--- begin ---

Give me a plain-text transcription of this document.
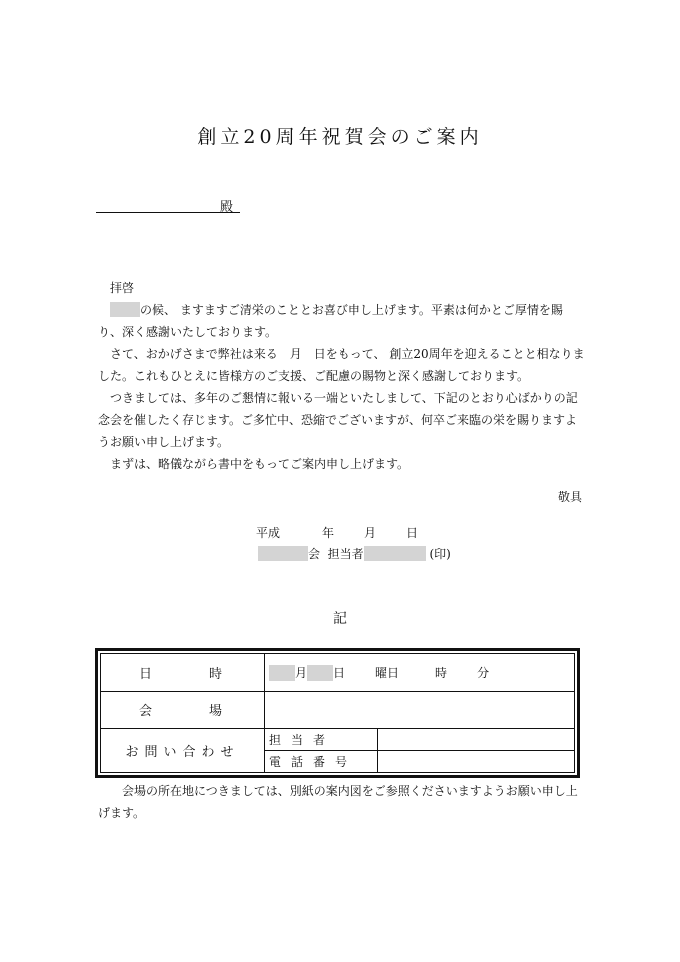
創立20周年祝賀会のご案内
殿
拝啓
の候、 ますますご清栄のこととお喜び申し上げます。平素は何かとご厚情を賜り、深く感謝いたしております。
さて、おかげさまで弊社は来る　月　日をもって、 創立20周年を迎えることと相なりました。これもひとえに皆様方のご支援、ご配慮の賜物と深く感謝しております。
つきましては、多年のご懇情に報いる一端といたしまして、下記のとおり心ばかりの記念会を催したく存じます。ご多忙中、恐縮でございますが、何卒ご来臨の栄を賜りますようお願い申し上げます。
まずは、略儀ながら書中をもってご案内申し上げます。
敬具
平成	年	月	日
会 担当者	(印)
記
日　時	月 日 曜日 時 分	
会　場		
お問い合わせ	担当者	
	電話番号	
会場の所在地につきましては、別紙の案内図をご参照くださいますようお願い申し上げます。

--- end ---

* [WHAT TO DO]: Make a word-for-word copy of the entries, without any pictures.

* [THE REPLY]:
Give me a plain-text transcription of this document.
創立20周年祝賀会のご案内
殿
拝啓
の候、 ますますご清栄のこととお喜び申し上げます。平素は何かとご厚情を賜り、深く感謝いたしております。
さて、おかげさまで弊社は来る　月　日をもって、 創立20周年を迎えることと相なりました。これもひとえに皆様方のご支援、ご配慮の賜物と深く感謝しております。
つきましては、多年のご懇情に報いる一端といたしまして、下記のとおり心ばかりの記念会を催したく存じます。ご多忙中、恐縮でございますが、何卒ご来臨の栄を賜りますようお願い申し上げます。
まずは、略儀ながら書中をもってご案内申し上げます。
敬具
平成	年	月	日
会 担当者	(印)
記
日　時	月 日 曜日 時 分	
会　場		
お問い合わせ	担当者	
	電話番号	
会場の所在地につきましては、別紙の案内図をご参照くださいますようお願い申し上げます。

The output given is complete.